*MATERIAL*:
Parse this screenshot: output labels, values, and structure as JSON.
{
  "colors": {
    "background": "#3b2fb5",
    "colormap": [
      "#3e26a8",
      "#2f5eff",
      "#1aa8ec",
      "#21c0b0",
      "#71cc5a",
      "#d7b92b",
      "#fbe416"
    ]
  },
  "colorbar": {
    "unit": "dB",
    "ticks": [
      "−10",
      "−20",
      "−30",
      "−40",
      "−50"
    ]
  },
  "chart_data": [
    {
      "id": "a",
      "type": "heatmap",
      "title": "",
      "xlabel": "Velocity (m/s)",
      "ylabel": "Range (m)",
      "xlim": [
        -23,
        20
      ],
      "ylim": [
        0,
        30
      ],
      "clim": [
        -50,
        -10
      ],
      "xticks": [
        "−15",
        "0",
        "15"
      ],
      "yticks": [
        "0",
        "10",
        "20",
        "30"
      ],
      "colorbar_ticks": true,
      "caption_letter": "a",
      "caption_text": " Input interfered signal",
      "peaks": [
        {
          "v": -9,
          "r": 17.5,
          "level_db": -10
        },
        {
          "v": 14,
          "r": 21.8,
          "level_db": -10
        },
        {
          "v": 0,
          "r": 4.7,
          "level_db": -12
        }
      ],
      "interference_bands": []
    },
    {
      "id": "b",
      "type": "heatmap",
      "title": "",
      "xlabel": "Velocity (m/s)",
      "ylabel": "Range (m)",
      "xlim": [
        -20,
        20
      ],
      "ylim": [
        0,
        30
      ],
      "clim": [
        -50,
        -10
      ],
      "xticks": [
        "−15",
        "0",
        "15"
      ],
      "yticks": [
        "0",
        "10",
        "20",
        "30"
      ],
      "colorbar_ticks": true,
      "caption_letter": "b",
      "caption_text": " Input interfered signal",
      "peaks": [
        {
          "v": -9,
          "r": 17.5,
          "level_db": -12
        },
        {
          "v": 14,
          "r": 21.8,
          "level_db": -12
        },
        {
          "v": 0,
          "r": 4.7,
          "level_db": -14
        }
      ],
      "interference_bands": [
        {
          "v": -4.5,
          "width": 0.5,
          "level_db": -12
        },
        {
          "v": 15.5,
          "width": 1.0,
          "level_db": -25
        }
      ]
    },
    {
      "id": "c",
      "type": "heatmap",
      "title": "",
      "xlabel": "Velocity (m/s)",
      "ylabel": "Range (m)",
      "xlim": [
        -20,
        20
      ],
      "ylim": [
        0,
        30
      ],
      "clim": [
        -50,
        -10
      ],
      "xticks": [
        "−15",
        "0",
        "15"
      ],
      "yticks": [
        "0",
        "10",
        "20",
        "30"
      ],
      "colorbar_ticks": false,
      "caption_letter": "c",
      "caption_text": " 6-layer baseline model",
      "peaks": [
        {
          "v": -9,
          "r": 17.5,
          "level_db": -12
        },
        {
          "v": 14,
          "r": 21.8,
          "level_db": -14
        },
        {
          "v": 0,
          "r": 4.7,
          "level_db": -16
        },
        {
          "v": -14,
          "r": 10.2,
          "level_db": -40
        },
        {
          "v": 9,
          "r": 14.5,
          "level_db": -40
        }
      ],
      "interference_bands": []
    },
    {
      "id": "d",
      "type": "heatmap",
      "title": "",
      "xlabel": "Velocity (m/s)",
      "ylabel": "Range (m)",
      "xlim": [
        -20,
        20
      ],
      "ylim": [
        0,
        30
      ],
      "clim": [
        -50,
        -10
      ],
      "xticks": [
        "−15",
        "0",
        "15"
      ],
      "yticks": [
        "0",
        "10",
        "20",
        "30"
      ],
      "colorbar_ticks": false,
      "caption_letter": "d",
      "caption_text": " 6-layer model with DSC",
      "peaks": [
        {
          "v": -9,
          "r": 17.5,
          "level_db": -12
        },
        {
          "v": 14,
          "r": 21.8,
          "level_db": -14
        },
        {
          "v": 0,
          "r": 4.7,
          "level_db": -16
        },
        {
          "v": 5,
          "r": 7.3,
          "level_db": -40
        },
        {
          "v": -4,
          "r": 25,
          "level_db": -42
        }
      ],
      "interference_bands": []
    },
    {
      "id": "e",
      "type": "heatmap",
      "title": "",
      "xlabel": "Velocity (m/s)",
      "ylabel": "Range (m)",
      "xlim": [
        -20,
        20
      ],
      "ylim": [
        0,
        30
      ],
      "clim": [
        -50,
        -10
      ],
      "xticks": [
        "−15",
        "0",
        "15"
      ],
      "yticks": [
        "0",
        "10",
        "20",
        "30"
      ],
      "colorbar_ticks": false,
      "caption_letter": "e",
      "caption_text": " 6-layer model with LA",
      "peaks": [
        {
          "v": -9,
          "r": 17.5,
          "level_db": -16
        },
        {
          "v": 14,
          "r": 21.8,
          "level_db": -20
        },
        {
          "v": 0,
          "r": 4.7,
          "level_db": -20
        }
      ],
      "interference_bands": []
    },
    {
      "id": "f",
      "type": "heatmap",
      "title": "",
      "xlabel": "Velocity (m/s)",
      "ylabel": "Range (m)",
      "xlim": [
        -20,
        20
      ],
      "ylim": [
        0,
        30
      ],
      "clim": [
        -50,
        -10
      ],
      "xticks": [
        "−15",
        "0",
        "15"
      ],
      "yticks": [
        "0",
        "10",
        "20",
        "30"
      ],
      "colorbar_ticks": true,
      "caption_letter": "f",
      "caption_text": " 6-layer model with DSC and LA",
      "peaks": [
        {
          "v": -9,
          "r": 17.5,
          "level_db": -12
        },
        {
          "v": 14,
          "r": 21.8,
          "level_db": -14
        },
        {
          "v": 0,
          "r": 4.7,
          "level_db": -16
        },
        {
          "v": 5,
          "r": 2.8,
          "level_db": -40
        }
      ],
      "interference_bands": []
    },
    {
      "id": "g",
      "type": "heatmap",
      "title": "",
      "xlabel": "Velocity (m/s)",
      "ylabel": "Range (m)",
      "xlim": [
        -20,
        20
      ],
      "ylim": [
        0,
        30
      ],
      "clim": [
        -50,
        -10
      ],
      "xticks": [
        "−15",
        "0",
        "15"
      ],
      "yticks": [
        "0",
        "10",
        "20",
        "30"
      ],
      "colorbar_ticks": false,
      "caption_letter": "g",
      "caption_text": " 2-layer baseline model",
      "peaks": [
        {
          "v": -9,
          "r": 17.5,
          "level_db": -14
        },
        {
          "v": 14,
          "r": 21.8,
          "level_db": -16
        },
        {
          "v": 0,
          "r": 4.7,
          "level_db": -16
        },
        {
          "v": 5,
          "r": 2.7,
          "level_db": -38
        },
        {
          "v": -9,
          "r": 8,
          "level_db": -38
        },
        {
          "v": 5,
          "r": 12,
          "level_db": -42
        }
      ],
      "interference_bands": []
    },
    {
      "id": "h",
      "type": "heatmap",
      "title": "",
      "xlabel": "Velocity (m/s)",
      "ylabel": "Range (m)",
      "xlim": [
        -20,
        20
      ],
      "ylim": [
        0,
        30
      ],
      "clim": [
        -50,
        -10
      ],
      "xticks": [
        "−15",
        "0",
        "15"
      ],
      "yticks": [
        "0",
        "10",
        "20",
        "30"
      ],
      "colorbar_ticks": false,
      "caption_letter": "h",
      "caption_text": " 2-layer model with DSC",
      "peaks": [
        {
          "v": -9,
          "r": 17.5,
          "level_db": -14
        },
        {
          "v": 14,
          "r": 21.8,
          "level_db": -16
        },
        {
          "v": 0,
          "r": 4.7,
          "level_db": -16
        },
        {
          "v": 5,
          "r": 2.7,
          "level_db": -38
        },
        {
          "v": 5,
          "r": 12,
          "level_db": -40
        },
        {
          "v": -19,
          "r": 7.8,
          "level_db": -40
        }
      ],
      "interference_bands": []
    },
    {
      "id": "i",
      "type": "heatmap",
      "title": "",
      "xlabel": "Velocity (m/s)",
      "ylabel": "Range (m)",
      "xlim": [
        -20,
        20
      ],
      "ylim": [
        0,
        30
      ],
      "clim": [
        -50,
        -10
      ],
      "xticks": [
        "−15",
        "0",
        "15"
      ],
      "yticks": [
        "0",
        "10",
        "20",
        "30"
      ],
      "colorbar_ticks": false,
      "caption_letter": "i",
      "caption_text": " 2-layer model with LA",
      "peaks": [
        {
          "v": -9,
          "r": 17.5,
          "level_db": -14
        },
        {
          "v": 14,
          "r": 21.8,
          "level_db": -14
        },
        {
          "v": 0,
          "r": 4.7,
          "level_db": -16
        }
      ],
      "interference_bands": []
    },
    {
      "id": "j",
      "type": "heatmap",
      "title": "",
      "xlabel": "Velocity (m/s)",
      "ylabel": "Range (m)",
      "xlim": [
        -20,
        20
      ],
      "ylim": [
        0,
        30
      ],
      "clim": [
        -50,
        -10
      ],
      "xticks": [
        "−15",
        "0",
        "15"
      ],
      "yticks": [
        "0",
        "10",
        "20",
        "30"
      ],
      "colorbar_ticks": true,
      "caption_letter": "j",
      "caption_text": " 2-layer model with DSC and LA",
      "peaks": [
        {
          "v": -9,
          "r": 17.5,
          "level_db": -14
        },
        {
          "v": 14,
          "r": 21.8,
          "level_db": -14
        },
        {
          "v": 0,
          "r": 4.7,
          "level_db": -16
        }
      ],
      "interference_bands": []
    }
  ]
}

*REQUIREMENT*: Read the entries and select each line where the word "baseline" is found.

*EXPECTED ANSWER*:
      "caption_text": " 6-layer baseline model",
      "caption_text": " 2-layer baseline model",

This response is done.